▶ Job: Pick out every line of the entries below where "name" occurs, and copy those lines.

▶ Record extracts:
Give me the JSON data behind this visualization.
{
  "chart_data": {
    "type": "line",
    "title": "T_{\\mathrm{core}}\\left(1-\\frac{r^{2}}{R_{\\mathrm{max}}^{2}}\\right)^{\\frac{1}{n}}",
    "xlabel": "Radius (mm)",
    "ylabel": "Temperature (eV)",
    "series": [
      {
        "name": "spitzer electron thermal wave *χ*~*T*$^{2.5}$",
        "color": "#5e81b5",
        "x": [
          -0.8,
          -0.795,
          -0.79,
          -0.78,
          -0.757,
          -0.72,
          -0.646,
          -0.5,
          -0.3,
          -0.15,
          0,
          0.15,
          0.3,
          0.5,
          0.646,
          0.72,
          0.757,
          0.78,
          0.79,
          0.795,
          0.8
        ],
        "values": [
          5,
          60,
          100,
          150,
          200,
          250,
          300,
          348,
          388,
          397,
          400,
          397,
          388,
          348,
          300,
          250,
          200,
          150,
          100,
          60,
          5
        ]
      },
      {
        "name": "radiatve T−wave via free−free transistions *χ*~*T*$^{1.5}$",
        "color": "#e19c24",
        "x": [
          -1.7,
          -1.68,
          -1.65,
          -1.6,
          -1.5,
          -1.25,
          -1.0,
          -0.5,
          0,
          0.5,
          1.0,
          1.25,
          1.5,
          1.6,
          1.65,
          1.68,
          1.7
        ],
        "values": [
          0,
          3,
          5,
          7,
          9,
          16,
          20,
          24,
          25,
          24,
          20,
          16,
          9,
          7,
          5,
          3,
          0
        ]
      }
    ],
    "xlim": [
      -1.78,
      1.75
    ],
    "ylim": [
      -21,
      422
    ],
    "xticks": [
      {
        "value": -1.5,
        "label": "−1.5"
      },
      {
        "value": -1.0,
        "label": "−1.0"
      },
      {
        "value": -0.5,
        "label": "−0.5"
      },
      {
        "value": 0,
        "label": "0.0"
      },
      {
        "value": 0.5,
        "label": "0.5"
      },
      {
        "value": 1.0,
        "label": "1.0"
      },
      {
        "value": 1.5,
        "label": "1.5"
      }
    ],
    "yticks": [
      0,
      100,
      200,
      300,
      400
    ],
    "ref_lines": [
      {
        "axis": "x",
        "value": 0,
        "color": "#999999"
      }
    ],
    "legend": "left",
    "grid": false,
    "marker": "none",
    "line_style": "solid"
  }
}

▶ Output for this task:
        "name": "spitzer electron thermal wave *χ*~*T*$^{2.5}$",
        "name": "radiatve T−wave via free−free transistions *χ*~*T*$^{1.5}$",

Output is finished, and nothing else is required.